Data for the task.
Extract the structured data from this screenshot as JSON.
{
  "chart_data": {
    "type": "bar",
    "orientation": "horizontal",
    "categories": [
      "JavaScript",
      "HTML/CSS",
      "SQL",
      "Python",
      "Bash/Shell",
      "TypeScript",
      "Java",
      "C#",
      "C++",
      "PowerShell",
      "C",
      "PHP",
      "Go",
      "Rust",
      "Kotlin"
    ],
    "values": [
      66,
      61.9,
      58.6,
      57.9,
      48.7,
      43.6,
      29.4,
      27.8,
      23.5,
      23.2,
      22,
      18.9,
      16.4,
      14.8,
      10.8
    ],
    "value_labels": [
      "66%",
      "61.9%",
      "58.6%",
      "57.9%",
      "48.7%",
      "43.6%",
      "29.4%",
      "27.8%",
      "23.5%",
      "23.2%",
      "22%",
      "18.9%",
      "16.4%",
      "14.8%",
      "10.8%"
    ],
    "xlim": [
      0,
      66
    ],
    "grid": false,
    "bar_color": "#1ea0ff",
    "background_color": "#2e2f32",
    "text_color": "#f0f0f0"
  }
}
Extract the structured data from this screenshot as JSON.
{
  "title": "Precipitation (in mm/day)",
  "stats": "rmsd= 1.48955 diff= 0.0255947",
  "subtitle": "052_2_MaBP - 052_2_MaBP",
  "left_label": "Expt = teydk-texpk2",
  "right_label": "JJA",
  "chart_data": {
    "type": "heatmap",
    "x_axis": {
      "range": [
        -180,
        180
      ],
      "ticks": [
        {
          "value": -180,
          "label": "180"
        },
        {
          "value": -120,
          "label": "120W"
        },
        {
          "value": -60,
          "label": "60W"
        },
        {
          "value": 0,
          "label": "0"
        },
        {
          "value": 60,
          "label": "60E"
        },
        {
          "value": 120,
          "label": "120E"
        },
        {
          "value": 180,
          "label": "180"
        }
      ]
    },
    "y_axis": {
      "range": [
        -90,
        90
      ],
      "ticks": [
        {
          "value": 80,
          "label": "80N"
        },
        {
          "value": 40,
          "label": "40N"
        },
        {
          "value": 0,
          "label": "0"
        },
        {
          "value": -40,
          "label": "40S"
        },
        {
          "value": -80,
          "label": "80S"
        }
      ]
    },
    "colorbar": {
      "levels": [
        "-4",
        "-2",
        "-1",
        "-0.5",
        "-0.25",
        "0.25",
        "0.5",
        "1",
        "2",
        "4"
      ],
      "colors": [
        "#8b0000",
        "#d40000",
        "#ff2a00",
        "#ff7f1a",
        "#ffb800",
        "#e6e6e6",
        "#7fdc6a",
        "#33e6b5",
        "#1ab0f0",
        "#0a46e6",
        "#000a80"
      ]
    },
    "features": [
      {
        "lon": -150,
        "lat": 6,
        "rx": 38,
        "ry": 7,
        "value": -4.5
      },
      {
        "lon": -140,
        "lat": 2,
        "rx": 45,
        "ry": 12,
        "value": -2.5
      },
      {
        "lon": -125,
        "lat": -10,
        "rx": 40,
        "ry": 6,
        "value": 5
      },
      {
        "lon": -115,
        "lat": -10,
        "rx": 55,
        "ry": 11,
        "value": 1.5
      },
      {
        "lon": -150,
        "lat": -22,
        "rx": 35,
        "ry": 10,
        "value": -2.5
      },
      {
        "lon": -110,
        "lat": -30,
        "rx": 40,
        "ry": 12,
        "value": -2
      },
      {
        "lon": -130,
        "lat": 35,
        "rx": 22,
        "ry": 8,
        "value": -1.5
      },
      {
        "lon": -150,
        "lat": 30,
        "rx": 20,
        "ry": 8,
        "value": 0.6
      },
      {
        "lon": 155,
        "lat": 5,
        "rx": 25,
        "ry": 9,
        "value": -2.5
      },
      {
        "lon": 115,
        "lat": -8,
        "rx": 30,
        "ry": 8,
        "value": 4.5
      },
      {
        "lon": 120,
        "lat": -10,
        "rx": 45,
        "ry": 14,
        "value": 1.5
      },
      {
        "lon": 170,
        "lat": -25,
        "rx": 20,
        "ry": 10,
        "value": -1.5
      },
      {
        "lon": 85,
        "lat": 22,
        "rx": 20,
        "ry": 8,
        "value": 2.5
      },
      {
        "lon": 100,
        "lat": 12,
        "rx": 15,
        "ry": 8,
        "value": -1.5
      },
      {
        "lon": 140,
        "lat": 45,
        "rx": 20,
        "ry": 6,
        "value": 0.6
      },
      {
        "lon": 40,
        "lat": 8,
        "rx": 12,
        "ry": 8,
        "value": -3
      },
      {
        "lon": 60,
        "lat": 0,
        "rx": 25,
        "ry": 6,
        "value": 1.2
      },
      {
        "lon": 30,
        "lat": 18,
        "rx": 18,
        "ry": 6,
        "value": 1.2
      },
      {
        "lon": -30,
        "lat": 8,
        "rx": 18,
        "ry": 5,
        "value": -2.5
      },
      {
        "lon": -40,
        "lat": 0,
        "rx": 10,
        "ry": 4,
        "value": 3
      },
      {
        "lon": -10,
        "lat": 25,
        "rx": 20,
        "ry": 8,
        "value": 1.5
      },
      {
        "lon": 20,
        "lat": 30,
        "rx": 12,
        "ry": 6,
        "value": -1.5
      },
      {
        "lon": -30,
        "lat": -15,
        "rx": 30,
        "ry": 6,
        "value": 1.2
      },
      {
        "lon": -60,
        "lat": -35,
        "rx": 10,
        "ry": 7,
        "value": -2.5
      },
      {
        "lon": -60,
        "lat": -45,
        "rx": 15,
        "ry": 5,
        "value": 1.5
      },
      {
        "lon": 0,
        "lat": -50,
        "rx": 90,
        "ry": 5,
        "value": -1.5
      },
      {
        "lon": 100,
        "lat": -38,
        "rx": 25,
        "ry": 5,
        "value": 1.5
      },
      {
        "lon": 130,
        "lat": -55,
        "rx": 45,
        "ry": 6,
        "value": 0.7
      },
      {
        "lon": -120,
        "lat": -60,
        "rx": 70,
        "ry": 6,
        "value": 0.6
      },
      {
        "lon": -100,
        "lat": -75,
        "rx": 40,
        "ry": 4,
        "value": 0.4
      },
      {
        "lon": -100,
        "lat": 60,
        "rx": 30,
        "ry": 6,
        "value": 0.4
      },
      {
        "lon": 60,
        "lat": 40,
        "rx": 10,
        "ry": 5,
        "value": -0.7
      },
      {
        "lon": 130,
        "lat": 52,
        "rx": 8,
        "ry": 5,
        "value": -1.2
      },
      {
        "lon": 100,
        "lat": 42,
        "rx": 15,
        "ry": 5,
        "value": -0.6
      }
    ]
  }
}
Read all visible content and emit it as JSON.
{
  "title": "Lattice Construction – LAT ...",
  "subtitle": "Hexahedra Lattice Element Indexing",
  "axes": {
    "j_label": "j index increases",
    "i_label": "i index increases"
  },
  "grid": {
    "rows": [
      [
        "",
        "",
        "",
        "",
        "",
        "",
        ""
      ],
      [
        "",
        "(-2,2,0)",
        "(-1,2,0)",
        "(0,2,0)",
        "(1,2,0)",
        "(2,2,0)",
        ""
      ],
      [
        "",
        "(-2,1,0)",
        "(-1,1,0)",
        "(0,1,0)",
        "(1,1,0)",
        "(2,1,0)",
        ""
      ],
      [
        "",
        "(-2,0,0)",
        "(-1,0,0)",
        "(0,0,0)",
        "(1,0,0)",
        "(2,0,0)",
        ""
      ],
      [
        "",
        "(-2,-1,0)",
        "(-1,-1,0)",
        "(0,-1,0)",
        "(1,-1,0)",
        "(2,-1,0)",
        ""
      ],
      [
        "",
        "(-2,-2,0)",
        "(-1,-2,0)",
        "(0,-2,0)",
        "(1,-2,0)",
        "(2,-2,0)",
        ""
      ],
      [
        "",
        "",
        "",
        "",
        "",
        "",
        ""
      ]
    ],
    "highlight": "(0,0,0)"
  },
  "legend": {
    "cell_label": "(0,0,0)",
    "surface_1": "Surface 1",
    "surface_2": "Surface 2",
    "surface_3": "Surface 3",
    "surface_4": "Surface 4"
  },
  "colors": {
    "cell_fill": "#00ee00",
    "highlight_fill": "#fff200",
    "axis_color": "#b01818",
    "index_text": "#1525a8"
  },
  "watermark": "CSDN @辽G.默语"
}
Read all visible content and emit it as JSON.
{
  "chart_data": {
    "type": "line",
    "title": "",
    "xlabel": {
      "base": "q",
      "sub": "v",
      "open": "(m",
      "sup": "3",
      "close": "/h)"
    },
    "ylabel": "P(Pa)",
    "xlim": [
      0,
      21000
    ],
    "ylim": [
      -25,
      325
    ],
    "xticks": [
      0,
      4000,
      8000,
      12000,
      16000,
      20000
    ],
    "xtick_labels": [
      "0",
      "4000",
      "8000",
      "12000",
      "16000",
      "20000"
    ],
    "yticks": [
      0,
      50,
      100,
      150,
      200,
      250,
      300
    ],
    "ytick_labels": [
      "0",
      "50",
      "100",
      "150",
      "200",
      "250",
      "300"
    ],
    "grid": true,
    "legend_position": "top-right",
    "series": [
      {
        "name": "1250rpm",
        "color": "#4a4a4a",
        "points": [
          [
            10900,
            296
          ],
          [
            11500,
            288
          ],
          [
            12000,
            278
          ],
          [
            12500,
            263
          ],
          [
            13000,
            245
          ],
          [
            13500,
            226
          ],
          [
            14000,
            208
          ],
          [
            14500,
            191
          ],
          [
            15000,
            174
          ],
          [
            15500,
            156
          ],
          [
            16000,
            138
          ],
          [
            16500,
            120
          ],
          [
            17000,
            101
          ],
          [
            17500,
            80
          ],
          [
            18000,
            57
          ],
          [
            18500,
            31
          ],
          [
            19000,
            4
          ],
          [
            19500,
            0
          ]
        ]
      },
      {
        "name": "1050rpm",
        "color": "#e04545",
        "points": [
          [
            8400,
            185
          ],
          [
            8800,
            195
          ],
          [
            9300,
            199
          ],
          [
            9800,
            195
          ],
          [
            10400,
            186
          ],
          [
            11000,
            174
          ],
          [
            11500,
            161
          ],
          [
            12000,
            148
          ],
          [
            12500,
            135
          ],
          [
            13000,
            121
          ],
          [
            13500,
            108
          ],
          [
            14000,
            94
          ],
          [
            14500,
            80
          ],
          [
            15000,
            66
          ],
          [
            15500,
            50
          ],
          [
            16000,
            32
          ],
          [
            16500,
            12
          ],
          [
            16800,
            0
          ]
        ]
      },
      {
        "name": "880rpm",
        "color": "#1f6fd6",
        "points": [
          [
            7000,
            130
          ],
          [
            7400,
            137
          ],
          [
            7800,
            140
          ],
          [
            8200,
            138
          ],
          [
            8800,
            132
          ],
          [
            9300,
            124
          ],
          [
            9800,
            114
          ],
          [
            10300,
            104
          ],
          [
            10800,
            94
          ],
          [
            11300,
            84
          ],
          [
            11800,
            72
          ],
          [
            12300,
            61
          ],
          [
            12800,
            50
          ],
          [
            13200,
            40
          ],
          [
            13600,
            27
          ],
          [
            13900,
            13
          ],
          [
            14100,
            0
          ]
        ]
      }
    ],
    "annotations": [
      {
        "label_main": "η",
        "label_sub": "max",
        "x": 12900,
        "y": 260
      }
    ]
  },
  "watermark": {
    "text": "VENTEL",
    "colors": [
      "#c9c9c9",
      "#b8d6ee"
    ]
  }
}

What is required.
Return all lines containing "subtitle".

Exercise solution.
  "subtitle": "052_2_MaBP - 052_2_MaBP",
  "subtitle": "Hexahedra Lattice Element Indexing",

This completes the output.